Stated problem: Which lines hold the word "screenshot"? Show each of them.

Stored rows:
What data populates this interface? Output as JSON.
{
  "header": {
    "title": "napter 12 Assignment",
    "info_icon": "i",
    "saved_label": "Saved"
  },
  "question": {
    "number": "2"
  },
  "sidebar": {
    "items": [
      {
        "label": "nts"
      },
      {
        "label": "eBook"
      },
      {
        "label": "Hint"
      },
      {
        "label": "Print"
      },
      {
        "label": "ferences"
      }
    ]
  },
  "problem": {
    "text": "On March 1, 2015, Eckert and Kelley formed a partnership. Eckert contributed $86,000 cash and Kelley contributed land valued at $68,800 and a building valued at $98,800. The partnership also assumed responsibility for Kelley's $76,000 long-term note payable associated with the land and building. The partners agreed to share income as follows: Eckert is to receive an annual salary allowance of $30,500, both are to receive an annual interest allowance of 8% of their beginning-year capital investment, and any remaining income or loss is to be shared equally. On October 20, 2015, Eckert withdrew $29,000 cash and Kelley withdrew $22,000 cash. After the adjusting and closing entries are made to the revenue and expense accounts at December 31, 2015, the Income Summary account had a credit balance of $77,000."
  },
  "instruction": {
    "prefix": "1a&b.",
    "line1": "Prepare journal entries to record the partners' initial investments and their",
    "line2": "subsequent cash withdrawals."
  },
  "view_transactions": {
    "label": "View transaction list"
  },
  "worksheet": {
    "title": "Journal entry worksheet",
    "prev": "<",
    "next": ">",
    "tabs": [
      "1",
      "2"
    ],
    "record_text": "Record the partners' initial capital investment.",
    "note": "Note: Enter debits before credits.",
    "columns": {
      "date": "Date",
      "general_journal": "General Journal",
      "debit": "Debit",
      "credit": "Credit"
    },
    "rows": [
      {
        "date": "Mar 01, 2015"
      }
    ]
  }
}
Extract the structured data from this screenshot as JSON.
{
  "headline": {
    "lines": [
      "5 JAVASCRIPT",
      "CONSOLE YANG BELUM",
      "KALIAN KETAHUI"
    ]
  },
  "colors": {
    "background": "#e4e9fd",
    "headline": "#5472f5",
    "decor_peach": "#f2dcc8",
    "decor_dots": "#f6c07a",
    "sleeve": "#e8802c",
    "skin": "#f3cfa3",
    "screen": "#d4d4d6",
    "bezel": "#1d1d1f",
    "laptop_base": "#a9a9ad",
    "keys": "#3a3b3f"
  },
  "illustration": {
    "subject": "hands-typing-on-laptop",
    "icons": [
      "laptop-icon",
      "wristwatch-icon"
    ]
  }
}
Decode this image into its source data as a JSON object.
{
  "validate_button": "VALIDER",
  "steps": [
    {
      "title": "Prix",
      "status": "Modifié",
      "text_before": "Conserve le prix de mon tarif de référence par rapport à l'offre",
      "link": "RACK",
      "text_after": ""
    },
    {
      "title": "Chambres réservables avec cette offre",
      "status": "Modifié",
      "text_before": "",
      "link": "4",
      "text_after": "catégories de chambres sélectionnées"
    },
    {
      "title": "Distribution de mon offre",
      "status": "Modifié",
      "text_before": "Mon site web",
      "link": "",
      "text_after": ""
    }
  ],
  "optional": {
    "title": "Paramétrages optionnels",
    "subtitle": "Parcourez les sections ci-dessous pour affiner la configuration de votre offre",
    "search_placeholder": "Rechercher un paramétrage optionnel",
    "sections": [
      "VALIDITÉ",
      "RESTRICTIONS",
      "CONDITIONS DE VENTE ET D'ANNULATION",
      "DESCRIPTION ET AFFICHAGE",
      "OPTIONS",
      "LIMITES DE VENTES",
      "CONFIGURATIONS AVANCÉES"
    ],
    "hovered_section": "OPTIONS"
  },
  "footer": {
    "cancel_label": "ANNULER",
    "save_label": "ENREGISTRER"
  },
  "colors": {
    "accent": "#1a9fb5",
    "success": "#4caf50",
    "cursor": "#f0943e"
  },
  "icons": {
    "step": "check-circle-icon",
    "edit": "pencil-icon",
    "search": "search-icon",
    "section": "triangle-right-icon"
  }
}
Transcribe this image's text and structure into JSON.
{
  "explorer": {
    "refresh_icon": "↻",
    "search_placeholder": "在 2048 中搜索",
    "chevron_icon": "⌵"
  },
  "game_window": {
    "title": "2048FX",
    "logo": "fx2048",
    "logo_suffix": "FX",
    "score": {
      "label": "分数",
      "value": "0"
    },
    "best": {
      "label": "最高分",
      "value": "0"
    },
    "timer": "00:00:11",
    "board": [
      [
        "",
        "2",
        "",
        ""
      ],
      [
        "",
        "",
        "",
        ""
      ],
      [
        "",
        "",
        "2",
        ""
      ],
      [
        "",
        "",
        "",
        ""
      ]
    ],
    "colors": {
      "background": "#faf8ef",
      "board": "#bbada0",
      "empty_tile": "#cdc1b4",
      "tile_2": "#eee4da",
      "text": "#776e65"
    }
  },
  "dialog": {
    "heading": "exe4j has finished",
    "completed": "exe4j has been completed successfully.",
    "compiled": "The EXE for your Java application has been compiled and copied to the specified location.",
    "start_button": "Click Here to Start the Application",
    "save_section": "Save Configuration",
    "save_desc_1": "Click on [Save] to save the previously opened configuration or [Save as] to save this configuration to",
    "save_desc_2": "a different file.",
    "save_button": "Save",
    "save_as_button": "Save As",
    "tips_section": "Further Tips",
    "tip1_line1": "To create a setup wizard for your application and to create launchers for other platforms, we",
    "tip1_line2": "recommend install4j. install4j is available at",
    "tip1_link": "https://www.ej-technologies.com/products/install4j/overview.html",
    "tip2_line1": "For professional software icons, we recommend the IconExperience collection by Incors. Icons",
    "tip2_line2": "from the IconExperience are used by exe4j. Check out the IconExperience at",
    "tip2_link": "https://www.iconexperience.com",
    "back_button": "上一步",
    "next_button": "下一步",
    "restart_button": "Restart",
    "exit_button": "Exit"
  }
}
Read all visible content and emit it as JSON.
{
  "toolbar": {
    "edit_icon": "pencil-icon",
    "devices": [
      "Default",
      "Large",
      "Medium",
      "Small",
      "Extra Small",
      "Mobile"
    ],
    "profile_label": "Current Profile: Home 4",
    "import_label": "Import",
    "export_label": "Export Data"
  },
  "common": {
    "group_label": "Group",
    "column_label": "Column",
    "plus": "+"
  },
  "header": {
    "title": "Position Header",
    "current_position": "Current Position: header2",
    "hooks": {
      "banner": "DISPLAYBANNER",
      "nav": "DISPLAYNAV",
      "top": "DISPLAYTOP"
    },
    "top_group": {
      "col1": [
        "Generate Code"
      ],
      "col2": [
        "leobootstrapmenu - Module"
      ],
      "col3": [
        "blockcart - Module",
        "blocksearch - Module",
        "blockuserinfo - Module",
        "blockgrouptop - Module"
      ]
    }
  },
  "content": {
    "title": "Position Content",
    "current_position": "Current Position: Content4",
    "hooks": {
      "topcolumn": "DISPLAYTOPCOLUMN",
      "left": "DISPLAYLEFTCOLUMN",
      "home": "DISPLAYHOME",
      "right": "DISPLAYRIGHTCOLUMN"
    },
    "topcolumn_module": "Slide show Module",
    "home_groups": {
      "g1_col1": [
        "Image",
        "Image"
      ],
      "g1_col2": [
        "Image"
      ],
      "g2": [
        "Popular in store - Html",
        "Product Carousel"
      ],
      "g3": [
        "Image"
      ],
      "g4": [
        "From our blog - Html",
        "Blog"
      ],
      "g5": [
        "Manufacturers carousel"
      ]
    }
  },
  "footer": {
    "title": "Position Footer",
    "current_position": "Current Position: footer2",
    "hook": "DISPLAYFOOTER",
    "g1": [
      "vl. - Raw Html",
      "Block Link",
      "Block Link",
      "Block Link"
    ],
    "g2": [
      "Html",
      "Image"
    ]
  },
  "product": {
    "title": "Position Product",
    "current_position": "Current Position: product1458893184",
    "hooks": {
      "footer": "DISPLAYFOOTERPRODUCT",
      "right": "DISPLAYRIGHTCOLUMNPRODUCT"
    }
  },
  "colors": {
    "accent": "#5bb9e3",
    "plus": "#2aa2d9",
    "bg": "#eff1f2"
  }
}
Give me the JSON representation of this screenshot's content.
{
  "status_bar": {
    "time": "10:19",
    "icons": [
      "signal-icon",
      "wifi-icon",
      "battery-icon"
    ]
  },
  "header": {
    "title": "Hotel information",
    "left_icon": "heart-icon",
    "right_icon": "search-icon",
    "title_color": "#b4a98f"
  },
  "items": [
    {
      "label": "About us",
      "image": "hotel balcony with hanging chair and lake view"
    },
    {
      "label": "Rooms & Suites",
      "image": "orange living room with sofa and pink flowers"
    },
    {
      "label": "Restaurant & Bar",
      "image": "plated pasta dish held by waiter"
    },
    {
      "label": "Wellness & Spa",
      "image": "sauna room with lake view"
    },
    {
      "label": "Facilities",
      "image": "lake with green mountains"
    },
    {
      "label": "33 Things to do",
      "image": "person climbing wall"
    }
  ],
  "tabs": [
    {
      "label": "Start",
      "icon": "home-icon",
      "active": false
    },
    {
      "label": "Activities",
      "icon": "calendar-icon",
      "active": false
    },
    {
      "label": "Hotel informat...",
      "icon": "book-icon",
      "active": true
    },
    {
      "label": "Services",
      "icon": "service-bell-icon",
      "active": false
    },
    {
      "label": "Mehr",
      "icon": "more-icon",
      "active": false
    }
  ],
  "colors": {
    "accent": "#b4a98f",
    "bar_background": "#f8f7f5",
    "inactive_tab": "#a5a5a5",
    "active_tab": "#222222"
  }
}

Solution:
Extract the structured data from this screenshot as JSON.
Give me the JSON representation of this screenshot's content.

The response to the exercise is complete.